• **Problem requirements**
Search the records that follow and extract every line containing the string "woman".

• **Source material**
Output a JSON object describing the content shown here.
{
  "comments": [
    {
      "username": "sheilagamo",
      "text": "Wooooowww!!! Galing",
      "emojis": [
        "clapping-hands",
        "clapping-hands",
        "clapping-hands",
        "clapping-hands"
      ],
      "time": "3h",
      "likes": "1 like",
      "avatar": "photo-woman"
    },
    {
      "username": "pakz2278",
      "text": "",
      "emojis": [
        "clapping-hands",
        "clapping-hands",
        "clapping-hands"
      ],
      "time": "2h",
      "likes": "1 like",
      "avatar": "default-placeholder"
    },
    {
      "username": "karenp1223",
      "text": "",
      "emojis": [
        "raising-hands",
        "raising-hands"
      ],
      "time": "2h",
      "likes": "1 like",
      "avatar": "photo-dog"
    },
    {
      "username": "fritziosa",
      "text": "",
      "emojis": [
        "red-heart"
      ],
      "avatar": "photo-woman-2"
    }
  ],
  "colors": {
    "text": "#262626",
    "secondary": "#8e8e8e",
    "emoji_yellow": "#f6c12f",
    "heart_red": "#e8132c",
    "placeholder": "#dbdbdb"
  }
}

• **Problem solution**
      "avatar": "photo-woman"
      "avatar": "photo-woman-2"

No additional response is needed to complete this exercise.